_Work to be completed_. Turn the records below, from their first line through the line containing "List every element" inclusive, into a JSON list of strings with one string per line. Leave out blank lines and pictures.

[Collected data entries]

● ● ● ● ● ● ●

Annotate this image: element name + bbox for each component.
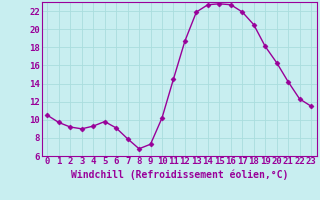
X-axis label: Windchill (Refroidissement éolien,°C): Windchill (Refroidissement éolien,°C) [70, 169, 288, 180]
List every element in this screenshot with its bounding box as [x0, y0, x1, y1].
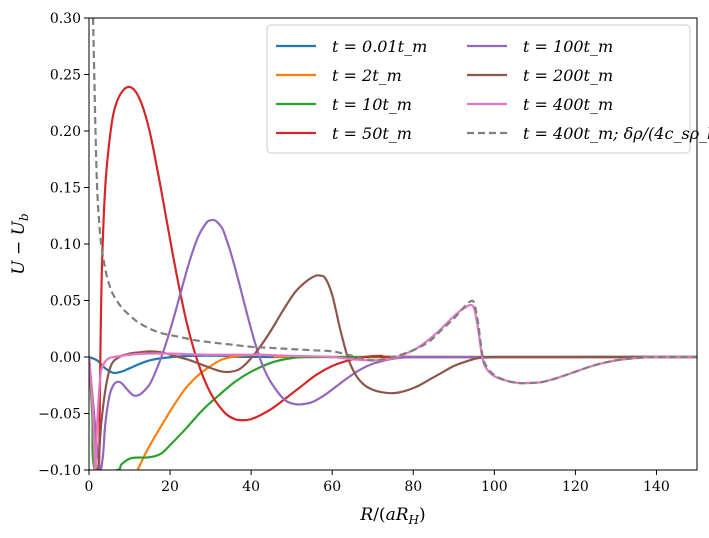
series-line-8 [91, 18, 697, 385]
y-tick-label: 0.30 [50, 11, 81, 27]
legend-label: t = 400t_m [523, 95, 613, 114]
x-tick-label: 20 [161, 479, 179, 495]
plot-frame [88, 17, 698, 471]
y-tick-label: 0.05 [50, 294, 81, 310]
series-layer [89, 18, 697, 470]
legend-label: t = 50t_m [332, 124, 412, 143]
y-tick-label: 0.00 [50, 350, 81, 366]
legend: t = 0.01t_mt = 2t_mt = 10t_mt = 50t_m t =… [266, 24, 709, 154]
x-tick-label: 0 [85, 479, 94, 495]
x-tick-label: 120 [562, 479, 589, 495]
legend-label: t = 2t_m [332, 66, 402, 85]
legend-label: t = 0.01t_m [332, 37, 427, 56]
y-tick-label: 0.25 [50, 68, 81, 84]
series-line-4 [98, 85, 697, 470]
x-tick-label: 140 [643, 479, 670, 495]
x-axis-label: R/(aRH) [359, 505, 425, 527]
legend-label: t = 10t_m [332, 95, 412, 114]
x-tick-label: 100 [481, 479, 508, 495]
legend-label: t = 400t_m; δρ/(4c_sρ_b) [523, 124, 709, 143]
ticks-layer: 0 20 40 60 80 100 120 140 −0.10 −0.05 0.00 0.05 0.10… [38, 11, 670, 495]
y-tick-label: −0.05 [38, 407, 81, 423]
y-tick-label: 0.15 [50, 181, 81, 197]
series-line-5 [89, 218, 697, 470]
y-tick-label: 0.20 [50, 124, 81, 140]
x-tick-label: 40 [242, 479, 260, 495]
x-tick-label: 80 [404, 479, 422, 495]
legend-box [266, 24, 691, 154]
x-tick-label: 60 [323, 479, 341, 495]
legend-label: t = 200t_m [523, 66, 613, 85]
y-tick-label: 0.10 [50, 237, 81, 253]
y-tick-label: −0.10 [38, 463, 81, 479]
y-axis-label: U − Ub [9, 213, 31, 274]
legend-label: t = 100t_m [523, 37, 613, 56]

● ● ● ● ● ● ●

_Solution to the problem_.
[
  "Annotate this image: element name + bbox for each component.",
  "X-axis label: Windchill (Refroidissement éolien,°C): Windchill (Refroidissement éolien,°C) [70, 169, 288, 180]",
  "List every element in this screenshot with its bounding box as [x0, y0, x1, y1]."
]